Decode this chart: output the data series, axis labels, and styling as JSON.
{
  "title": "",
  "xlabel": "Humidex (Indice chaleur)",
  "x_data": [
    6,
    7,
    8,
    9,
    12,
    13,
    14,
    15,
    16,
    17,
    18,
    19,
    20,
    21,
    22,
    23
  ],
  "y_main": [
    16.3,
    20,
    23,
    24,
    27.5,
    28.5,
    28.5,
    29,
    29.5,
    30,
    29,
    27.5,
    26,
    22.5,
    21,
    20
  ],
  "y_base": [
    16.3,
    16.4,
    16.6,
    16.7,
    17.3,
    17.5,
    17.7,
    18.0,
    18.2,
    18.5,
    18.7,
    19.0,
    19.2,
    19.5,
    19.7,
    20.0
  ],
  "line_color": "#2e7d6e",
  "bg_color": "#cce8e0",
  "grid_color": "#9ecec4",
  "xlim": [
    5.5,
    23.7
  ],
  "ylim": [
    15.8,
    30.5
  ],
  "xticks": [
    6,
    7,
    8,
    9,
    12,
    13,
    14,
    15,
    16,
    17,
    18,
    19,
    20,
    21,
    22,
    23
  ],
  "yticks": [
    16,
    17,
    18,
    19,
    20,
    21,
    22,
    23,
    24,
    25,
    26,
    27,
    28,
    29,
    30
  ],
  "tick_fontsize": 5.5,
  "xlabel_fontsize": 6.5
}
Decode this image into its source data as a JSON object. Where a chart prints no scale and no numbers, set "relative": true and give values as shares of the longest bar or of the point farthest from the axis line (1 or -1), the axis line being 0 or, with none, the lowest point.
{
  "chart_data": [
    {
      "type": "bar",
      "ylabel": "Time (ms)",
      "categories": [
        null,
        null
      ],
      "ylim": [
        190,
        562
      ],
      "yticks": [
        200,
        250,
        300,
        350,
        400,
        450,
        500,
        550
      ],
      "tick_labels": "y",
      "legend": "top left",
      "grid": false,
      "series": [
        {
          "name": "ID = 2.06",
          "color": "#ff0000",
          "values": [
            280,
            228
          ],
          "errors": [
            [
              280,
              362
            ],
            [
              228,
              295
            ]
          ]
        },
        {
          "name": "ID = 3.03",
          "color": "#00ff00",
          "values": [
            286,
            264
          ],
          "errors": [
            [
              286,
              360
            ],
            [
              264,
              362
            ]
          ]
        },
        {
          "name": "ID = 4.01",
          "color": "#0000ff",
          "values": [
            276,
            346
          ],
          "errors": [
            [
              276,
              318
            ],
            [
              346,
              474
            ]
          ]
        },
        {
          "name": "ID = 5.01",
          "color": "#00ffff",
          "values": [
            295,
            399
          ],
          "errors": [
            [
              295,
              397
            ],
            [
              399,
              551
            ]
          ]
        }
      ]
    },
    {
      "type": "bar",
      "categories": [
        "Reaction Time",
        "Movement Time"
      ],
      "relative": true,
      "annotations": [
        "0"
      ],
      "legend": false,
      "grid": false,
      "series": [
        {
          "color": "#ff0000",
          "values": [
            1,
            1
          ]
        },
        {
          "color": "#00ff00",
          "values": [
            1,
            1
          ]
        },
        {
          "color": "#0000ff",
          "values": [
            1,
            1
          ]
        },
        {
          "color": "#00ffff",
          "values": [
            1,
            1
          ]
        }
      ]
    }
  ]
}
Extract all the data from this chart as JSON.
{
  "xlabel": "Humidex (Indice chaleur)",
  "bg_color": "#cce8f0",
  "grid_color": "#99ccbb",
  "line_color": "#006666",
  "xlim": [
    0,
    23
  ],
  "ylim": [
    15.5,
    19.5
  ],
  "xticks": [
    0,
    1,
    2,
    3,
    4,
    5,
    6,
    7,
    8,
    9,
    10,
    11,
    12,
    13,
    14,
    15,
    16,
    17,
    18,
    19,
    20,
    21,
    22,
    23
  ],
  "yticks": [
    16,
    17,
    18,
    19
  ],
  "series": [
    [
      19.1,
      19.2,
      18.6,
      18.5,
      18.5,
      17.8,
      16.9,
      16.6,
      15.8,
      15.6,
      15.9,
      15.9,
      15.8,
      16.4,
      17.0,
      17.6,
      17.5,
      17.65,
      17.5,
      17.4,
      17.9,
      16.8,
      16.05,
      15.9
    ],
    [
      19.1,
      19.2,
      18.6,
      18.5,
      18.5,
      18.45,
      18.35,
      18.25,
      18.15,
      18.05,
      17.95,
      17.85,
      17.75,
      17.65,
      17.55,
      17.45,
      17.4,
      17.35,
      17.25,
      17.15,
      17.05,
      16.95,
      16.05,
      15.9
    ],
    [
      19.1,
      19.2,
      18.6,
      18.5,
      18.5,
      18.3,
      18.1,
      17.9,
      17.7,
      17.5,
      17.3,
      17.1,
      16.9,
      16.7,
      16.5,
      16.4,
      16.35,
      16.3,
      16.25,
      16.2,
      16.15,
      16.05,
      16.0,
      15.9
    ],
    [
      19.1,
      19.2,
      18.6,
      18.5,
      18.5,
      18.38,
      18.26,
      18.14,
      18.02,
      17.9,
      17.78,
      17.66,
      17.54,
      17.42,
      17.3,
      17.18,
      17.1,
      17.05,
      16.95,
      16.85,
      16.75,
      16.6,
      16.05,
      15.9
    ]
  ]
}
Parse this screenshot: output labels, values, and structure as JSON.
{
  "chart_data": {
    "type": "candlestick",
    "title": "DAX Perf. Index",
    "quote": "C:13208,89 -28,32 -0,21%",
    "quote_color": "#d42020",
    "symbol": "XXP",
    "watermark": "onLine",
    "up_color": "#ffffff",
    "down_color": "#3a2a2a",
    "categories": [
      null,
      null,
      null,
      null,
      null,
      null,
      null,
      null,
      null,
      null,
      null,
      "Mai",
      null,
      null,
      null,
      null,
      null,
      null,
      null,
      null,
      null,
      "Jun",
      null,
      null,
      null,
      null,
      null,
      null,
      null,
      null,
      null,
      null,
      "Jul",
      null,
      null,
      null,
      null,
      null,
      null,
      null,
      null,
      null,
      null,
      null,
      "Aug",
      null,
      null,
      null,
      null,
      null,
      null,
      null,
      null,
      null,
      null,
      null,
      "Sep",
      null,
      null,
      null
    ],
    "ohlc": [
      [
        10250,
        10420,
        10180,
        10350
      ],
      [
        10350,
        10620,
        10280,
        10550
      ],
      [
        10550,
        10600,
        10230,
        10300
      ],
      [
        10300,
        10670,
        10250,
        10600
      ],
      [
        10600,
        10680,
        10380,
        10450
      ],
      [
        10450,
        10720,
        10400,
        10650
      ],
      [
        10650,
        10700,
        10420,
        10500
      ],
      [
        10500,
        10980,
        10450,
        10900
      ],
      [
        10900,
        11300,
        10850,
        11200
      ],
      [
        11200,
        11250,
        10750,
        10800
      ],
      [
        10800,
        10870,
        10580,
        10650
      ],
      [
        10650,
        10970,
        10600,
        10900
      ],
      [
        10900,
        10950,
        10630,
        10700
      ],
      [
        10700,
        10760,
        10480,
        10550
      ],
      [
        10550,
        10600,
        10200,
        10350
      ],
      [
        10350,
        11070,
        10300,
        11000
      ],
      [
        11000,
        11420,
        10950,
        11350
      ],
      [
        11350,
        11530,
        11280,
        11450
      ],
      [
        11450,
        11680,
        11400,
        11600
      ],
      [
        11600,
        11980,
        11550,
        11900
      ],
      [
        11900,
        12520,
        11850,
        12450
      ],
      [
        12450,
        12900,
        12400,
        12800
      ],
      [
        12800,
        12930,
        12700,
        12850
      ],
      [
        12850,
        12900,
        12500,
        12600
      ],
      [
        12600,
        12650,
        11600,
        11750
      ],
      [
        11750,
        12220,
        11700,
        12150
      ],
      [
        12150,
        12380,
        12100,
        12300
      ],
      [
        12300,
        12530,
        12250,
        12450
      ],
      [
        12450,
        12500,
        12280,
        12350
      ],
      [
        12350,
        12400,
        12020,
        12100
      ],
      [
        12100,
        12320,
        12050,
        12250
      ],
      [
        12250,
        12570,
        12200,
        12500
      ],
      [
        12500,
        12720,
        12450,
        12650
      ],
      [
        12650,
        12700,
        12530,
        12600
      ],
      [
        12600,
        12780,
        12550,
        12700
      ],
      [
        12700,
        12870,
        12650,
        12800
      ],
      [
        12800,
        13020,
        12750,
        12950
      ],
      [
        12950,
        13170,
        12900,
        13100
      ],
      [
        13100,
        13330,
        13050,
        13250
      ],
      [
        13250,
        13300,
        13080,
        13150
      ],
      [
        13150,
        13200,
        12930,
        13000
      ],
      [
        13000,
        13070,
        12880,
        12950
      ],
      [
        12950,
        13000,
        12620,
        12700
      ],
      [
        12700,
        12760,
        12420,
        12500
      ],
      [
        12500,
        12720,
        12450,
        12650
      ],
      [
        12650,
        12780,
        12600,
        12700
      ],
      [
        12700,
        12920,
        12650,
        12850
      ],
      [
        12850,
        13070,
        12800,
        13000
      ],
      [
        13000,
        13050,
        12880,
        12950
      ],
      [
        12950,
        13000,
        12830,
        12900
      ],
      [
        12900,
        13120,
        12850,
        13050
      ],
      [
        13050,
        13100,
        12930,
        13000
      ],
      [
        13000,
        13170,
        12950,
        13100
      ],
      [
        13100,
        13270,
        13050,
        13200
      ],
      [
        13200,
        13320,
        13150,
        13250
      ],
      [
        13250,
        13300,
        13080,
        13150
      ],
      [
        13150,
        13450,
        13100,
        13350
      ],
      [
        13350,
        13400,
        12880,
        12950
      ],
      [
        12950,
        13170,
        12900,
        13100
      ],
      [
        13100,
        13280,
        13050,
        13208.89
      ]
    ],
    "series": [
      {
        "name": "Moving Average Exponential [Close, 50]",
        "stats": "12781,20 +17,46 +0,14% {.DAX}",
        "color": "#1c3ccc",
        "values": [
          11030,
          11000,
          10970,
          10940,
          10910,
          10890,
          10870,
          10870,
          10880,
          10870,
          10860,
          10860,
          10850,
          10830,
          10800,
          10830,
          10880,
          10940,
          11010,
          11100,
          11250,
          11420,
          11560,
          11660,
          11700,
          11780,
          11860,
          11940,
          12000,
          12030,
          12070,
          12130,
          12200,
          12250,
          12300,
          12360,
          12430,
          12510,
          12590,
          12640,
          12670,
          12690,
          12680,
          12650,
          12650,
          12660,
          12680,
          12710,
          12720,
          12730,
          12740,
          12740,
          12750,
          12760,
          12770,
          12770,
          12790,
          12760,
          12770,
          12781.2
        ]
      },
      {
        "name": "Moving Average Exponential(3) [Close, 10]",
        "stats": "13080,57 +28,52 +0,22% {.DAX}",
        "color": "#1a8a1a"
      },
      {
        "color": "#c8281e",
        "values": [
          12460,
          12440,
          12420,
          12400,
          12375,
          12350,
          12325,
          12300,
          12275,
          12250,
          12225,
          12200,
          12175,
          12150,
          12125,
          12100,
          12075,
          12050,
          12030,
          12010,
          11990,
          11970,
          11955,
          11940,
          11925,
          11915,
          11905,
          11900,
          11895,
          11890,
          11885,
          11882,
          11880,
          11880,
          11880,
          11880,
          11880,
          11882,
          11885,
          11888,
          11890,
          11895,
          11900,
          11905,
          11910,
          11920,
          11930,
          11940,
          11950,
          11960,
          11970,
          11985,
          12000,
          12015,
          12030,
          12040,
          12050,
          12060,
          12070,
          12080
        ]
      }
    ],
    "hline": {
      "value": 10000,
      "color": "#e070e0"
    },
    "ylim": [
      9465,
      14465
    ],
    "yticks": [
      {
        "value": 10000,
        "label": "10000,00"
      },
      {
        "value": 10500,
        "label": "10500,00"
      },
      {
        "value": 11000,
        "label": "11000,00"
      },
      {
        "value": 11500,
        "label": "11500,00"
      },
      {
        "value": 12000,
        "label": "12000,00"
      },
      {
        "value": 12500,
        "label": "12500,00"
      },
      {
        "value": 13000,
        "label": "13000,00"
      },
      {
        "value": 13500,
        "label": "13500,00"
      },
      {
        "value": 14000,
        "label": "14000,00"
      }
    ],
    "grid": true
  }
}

= = = = =

§ Your goal
Nothing but a number is needed here: how many lines hold the string "name"?

§ Answer for this exercise
6